+++ SOURCE EXTRACT
The rate of operative deliveries (both caesarean sections, vacuum extractions and forceps), continues to rise throughout the world. These are associated with significant maternal and neonatal morbidity. The most common reasons for operative births in nulliparous women are labour dystocia (failure to progress), and non-reassuring fetal status. Epidural analgesia has been shown to slow the progress of labour, as well as increase the rate of instrumental deliveries. However, it is unclear whether the use of oxytocin in women with epidural analgesia results in a reduction in operative deliveries, and thereby reduces both maternal and fetal morbidity.

Objectives: 

To determine whether augmentation of women using epidural analgesia with oxytocin will decrease the incidence of operative deliveries and thereby reduce fetal and maternal morbidity.

Search strategy: 

We searched the Cochrane Pregnancy and Childbirth Group's Trials Register (30 June 2013).

Selection criteria: 

All published and unpublished randomised and quasi-randomised trials that compared augmentation with oxytocin of women in spontaneous labour with epidural analgesia versus intent to manage expectantly were included. Cluster-randomised trials were eligible for inclusion but none were identified.

Cross-over study designs were unlikely to be relevant for this intervention, and we planned to exclude them if any were identified. We did not include results that were only available in published abstracts.

Data collection and analysis: 

The two review authors independently assessed for inclusion the 16 studies identified as a result of the search strategy. Both review authors independently assessed the risk of bias for each included study. Both review authors independently extracted data. Data were checked for accuracy.

Main results: 

We included two studies, involving 319 women. There was no statistically significant difference between the two groups in either of the primary outcomes of caesarean section (risk ratio (RR) 0.95, 95% confidence interval (CI) 0.42 to 2.12) or instrumental delivery (RR 0.88, 95% CI 0.72 to 1.08). Similarly, there were no statistically significant differences between the two groups in any of the secondary outcomes for which data were available. This included Apgar score less than seven at five minutes (RR 3.06, 0.13 to 73.33), admission to neonatal intensive care unit (RR 1.07, 95% CI 0.29 to 3.93), uterine hyperstimulation (RR 1.32, 95% CI 0.97 to 1.80) and postpartum haemorrhage (RR 0.96, 95% CI 0.58, 1.59).
++++++
STUDY QUESTIONS |
- A) In two sentences, summarize the review abstract on oxytocin use in women with epidural analgesia.
- B) Return, word for word, the part of the review abstract that opens with the words containing "We searched the" and closes with "none were identified.".
+++ GIVEN INFORMATION
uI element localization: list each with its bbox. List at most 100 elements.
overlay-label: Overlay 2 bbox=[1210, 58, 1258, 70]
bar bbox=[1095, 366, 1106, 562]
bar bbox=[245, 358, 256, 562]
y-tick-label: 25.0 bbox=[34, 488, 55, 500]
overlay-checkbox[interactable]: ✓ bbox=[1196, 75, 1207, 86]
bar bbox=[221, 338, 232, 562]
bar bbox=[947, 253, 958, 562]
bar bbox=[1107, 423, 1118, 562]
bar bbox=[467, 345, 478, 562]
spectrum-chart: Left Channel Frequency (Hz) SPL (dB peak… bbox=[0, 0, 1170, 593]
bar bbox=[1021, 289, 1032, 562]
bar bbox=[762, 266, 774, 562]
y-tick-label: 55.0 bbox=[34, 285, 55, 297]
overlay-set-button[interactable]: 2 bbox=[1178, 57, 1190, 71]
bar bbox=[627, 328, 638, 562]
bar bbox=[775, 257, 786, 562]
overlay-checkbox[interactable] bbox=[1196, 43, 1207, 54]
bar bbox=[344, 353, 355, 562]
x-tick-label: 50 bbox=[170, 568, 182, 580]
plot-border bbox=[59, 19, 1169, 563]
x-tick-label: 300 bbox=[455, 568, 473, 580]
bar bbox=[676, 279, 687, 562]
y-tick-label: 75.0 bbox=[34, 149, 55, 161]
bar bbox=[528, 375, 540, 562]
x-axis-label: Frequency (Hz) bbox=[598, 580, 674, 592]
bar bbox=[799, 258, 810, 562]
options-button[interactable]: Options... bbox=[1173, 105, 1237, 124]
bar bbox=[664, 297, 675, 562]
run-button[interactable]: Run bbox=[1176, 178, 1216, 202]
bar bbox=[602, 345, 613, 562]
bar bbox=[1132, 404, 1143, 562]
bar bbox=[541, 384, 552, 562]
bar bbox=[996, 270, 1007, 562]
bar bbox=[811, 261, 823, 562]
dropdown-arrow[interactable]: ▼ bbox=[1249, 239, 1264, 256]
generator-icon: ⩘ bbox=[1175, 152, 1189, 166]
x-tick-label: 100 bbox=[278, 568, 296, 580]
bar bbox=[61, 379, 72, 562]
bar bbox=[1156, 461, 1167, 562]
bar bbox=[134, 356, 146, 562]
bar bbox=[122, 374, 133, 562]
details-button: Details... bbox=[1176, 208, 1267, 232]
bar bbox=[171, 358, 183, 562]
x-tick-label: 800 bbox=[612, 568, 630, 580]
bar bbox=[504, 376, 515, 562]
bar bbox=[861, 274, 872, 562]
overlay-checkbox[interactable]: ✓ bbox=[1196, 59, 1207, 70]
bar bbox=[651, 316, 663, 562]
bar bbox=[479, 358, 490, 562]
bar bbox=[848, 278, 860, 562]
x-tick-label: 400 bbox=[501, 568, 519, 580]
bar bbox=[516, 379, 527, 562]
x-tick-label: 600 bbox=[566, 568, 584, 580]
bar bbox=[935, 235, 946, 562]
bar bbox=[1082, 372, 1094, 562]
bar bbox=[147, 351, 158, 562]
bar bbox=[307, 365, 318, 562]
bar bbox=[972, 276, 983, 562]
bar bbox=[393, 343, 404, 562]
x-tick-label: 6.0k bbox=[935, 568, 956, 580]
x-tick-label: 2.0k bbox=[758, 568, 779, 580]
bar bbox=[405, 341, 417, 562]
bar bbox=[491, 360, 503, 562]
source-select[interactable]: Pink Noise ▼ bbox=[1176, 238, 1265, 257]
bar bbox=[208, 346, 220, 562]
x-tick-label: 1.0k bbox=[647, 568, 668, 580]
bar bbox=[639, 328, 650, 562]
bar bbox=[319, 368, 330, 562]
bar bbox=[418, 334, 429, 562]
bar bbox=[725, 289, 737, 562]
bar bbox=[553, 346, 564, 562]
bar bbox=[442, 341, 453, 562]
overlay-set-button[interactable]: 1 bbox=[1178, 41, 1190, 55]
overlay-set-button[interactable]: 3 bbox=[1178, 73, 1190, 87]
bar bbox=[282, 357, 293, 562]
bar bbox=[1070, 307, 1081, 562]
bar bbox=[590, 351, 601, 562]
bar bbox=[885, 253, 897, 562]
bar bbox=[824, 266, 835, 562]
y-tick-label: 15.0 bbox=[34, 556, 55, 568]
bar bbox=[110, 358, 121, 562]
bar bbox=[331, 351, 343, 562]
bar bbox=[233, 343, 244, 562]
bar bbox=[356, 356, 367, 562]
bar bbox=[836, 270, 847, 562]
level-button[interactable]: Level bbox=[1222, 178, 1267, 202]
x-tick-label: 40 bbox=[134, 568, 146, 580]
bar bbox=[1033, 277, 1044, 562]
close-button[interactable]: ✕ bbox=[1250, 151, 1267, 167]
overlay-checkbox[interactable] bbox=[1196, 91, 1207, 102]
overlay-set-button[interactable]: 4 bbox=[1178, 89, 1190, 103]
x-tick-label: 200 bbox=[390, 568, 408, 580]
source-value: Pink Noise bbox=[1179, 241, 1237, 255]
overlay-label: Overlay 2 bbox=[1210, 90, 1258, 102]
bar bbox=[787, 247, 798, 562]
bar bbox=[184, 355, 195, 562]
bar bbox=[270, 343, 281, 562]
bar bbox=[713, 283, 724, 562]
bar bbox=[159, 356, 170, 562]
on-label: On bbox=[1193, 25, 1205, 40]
++++++
SOLUTIONS FOR EACH TASK |
- A) The review set out to determine whether augmenting labor with oxytocin in women using epidural analgesia lowers the rate of operative deliveries and thereby reduces maternal and fetal morbidity. Two included studies involving 319 women showed no statistically significant difference between the groups in cesarean section, instrumental delivery, or any secondary outcome for which data were available.

- B)
We searched the Cochrane Pregnancy and Childbirth Group's Trials Register (30 June 2013).

Selection criteria: 

All published and unpublished randomised and quasi-randomised trials that compared augmentation with oxytocin of women in spontaneous labour with epidural analgesia versus intent to manage expectantly were included. Cluster-randomised trials were eligible for inclusion but none were identified.